Provided passage =

○ ○ ○

Lawmakers will spend most of the spring revising the spending plan before voting on it. The state is expected to go into the biennium with a surplus, but deliberations still figure

to be brutal.
    
Democrats also will likely take issue with Fitzgerald's plans to revisit recall election law - Fitzgerald, a Juneau Republican, survived a recall attempt last year - and replace the retired judges that comprise the state Government Accountability Board with partisan appointees.
    
Vos has talked about revisiting voter ID to shore up the law against legal challenges - Democrats see the law as attempt to suppress the liberal vote - and conducting a top-to-bottom review of state agencies' rules with an eye toward reducing small businesses' regulatory burden.
    
Rep. Joel Kleefisch, D-Oconomowoc, is busy drafting another bill to establish a sandhill crane hunt. His measure last session sparked a bitter fight in a state that serves as home to the International Crane Foundation
    
Plus, Democrats fear Republicans might push right-to-work legislation, which would allow workers to opt out of unions, and might end same-day voter registration. Republican leaders have said right-to-work won't happen, though, and Walker has said he wouldn't sign a bill repealing same-day registration because the state would have to spend $5.2 million to do away with it.
    
"If people are true to their campaign rhetoric ... it'll be a much more bipartisan effort," Barca said. "That's what the public expects. We'll find out soon enough."

○ ○ ○

Actions to take =
- a) Answer these questions from the legislative-session passage:
(i) Of what place is Fitzgerald described as a Republican?
(ii) How much would the state have to spend to do away with same-day voter registration?
(iii) Whose regulatory burden does Vos's review of state agencies' rules aim to reduce?
- b) Switch "shore up" to "strengthen" in the legislative-session passage, and write out everything from "Vos has talked" down to "businesses' regulatory burden.".
- c) Turn the paragraph of the legislative-session passage that begins "Plus, Democrats fear" into a short bulleted list that keeps its main facts.
The records come from a source unrelated to the passage above.

Entries shown =
○ ○ ○

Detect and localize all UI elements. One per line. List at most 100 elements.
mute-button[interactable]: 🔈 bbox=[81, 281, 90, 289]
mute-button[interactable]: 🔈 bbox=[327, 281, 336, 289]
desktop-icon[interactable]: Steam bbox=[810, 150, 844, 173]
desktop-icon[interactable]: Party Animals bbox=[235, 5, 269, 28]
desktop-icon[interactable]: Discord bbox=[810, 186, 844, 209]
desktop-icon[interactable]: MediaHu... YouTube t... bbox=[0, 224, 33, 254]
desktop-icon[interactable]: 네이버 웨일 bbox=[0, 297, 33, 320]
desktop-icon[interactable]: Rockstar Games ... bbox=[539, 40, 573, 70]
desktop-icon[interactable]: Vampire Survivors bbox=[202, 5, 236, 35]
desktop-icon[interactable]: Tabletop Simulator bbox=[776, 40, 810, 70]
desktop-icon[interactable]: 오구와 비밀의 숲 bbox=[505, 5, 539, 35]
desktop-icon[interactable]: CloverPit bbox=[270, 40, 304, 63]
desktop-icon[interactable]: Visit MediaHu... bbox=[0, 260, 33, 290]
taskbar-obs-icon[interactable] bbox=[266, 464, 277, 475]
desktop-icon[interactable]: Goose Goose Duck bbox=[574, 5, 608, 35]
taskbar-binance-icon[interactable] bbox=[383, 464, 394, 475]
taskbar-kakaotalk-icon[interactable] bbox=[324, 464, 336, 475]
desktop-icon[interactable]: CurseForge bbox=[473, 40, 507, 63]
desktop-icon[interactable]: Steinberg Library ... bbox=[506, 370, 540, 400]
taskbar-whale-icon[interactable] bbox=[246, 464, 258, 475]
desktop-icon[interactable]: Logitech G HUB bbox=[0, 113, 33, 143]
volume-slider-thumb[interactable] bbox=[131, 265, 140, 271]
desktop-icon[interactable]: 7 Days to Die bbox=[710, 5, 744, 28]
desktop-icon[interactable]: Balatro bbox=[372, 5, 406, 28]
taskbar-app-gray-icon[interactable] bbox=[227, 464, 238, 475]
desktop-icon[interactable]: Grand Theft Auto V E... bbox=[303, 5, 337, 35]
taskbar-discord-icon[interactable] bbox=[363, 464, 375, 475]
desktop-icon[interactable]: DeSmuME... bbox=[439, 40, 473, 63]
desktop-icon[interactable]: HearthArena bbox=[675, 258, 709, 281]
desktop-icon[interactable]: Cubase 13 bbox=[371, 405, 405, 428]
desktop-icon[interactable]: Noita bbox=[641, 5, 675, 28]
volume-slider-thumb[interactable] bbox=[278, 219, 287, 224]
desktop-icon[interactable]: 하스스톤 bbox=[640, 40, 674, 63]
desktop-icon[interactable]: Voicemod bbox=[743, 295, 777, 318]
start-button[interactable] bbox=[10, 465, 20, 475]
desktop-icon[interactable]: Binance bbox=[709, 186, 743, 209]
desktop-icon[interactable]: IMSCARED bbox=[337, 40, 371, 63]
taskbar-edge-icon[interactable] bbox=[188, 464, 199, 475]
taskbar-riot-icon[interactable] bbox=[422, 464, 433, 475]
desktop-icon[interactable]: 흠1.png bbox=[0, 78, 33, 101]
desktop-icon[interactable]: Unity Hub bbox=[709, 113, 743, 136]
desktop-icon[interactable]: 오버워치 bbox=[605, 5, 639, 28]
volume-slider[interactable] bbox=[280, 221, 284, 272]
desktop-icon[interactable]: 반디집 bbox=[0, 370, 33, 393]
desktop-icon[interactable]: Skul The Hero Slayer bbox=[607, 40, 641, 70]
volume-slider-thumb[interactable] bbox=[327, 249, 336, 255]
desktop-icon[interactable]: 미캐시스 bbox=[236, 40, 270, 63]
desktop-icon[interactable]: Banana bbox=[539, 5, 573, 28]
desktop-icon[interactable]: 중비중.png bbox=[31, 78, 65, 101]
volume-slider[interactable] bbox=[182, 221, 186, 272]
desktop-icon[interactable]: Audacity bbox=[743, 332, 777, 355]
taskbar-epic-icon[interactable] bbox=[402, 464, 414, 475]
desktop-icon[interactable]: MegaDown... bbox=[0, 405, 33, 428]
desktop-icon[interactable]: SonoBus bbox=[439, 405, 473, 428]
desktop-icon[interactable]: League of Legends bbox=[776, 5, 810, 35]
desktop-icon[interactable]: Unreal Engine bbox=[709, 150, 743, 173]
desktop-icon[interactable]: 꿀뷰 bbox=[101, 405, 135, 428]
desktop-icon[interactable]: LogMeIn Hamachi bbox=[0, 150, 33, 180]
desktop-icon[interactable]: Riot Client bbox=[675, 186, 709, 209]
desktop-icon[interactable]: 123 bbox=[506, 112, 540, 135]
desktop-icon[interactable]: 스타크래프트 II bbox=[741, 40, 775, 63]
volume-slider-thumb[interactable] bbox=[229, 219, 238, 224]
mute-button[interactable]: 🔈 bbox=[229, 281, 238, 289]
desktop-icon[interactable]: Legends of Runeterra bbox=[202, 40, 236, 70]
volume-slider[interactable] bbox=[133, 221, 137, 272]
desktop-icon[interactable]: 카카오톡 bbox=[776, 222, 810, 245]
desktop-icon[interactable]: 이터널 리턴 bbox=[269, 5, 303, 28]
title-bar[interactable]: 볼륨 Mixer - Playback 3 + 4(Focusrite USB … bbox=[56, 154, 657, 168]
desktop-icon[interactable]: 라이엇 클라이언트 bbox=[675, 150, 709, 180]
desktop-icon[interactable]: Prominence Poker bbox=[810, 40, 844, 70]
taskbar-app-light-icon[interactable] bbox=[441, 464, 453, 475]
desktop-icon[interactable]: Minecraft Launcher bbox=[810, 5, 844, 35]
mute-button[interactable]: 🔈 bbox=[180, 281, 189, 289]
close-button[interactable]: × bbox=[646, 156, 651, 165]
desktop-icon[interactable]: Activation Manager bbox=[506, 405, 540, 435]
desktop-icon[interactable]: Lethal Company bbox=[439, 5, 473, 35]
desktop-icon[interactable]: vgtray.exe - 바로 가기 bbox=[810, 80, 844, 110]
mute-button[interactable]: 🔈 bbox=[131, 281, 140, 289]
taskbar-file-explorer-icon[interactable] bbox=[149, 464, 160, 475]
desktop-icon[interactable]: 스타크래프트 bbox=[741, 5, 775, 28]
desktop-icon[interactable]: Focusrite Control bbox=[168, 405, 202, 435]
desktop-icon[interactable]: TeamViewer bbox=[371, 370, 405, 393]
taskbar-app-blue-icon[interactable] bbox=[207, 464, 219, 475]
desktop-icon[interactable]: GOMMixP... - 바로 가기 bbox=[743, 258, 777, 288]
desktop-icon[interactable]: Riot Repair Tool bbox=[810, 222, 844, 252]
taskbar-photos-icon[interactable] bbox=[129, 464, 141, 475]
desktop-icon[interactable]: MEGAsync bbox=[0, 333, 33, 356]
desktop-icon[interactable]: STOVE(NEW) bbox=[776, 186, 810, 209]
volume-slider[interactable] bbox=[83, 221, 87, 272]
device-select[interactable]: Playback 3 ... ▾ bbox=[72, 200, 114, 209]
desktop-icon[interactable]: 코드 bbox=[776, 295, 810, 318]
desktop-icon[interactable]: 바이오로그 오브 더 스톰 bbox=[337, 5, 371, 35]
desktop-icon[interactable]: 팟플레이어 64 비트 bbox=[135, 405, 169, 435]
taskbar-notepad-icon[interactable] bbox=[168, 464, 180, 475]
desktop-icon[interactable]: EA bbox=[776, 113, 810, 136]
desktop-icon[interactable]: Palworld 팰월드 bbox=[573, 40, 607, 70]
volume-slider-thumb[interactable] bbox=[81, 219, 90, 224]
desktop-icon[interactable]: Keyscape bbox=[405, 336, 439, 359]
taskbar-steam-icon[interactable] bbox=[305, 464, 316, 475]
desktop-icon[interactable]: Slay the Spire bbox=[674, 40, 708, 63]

○ ○ ○

Expected results =
- a)
(i) Juneau
(ii) $5.2 million
(iii) Small businesses'

- b)
Vos has talked about revisiting voter ID to strengthen the law against legal challenges - Democrats see the law as attempt to suppress the liberal vote - and conducting a top-to-bottom review of state agencies' rules with an eye toward reducing small businesses' regulatory burden.

- c)
- Democrats fear Republicans might push right-to-work legislation, which would let workers opt out of unions.
- They also fear Republicans might end same-day voter registration.
- Republican leaders have said right-to-work won't happen.
- Walker has said he wouldn't sign a bill repealing same-day registration, since the state would have to spend $5.2 million to do away with it.